- What to do: Find the lines with the string "screenshot" and return them.
*** Data provided
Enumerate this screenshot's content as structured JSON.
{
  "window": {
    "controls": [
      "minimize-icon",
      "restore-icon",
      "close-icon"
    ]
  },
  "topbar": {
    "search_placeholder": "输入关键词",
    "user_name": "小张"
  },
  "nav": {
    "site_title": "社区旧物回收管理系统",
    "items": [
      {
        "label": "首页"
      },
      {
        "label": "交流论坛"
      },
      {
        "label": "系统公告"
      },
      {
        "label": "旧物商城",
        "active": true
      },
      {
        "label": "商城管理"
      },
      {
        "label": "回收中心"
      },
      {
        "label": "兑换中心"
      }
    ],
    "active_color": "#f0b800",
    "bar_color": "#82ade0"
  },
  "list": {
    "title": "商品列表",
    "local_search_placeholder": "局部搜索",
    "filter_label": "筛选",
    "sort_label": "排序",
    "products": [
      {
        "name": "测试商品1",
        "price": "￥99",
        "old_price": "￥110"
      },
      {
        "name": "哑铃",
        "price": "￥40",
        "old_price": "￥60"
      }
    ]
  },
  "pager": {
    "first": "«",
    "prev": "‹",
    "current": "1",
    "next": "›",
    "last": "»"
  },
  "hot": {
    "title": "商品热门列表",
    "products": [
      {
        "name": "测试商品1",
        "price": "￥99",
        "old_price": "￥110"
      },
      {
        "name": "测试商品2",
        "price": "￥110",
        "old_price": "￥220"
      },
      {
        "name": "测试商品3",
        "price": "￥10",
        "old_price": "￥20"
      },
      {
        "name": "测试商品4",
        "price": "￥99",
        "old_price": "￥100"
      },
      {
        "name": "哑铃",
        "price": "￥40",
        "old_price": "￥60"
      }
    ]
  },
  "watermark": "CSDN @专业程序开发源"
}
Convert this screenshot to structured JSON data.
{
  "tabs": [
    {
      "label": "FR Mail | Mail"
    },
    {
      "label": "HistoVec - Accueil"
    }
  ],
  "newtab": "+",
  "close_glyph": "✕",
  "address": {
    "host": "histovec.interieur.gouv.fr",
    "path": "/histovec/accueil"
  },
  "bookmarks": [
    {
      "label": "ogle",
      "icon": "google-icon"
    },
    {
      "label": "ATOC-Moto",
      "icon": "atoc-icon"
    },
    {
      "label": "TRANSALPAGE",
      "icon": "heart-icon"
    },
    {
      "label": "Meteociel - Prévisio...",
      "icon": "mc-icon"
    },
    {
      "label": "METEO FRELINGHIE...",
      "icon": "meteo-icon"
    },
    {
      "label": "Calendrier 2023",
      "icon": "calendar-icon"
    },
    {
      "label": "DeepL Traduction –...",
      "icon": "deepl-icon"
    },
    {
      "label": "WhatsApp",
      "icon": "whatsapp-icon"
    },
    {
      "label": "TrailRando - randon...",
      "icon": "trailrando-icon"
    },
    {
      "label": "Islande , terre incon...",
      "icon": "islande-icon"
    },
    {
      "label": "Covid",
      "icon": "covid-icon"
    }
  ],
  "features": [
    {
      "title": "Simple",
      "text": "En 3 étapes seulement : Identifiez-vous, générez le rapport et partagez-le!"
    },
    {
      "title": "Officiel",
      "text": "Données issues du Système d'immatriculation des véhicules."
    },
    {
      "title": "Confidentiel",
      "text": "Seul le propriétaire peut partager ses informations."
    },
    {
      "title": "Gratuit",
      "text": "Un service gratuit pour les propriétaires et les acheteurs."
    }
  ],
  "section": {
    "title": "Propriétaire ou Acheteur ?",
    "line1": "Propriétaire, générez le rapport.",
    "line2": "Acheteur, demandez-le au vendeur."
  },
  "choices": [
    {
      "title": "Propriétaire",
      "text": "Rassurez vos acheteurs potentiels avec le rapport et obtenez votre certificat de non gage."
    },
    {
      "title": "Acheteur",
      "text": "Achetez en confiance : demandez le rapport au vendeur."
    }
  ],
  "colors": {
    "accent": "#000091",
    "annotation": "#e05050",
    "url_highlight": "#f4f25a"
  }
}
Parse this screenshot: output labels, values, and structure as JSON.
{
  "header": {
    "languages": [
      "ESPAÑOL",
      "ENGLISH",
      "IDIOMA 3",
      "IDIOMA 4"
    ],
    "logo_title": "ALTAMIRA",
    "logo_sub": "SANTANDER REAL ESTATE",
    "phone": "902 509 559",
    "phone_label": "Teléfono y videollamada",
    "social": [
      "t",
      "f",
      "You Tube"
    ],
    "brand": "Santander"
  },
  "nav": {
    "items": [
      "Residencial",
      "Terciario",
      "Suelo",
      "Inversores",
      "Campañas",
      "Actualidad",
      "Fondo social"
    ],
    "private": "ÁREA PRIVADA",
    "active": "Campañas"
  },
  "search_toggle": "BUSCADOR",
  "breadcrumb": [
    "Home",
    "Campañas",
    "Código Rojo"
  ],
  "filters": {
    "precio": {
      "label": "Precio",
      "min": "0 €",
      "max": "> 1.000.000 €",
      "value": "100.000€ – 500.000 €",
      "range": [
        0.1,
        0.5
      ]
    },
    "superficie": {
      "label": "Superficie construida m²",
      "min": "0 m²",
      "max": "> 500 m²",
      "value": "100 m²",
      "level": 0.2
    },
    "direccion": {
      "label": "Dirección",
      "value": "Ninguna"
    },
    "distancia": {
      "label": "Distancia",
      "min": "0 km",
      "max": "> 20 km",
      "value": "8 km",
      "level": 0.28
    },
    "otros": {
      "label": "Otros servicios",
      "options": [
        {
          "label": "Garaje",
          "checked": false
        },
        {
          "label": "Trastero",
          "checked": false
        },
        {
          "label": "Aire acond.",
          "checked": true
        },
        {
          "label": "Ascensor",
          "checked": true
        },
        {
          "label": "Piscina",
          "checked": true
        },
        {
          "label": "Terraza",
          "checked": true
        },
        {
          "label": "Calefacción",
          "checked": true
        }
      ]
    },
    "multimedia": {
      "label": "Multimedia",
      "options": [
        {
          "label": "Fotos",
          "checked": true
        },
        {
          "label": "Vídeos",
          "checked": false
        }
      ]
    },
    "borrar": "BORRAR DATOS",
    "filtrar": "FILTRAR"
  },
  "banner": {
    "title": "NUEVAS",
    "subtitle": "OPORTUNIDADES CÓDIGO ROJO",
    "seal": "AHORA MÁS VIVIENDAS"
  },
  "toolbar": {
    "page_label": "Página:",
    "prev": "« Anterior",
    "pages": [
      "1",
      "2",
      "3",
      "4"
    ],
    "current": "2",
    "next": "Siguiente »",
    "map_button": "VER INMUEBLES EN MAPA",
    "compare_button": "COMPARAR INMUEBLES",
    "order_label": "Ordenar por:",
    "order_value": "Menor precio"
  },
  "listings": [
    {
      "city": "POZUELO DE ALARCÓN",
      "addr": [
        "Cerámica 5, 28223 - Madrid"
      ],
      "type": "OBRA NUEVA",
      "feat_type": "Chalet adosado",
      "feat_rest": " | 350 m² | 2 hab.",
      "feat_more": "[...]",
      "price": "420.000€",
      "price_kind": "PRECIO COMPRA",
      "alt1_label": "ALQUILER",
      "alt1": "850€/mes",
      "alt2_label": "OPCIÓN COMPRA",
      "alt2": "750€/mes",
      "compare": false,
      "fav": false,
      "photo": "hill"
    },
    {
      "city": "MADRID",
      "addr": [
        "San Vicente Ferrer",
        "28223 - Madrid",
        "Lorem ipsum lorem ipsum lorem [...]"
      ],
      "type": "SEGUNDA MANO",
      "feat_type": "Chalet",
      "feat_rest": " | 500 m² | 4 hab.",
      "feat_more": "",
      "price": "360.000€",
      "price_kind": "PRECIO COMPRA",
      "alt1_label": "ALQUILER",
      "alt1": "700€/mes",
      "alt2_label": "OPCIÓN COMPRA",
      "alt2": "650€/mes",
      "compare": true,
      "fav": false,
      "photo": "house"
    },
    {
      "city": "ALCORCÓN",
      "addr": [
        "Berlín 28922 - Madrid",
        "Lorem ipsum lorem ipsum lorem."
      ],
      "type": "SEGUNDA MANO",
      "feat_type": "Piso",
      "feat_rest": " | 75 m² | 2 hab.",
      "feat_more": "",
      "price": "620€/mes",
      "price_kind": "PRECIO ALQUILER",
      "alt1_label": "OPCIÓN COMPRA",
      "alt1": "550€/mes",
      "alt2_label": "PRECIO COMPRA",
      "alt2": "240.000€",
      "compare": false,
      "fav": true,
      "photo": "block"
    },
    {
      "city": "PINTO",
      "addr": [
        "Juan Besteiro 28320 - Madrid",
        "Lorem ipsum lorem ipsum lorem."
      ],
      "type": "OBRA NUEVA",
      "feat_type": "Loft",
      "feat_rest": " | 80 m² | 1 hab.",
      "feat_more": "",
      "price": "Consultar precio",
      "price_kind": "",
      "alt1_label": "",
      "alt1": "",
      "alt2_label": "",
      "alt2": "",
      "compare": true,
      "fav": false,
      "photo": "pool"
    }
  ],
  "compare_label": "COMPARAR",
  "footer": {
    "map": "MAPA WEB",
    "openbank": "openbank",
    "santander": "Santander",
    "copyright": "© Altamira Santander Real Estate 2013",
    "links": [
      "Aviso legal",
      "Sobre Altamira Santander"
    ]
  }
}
******
- Answer:
Enumerate this screenshot's content as structured JSON.
Convert this screenshot to structured JSON data.
Parse this screenshot: output labels, values, and structure as JSON.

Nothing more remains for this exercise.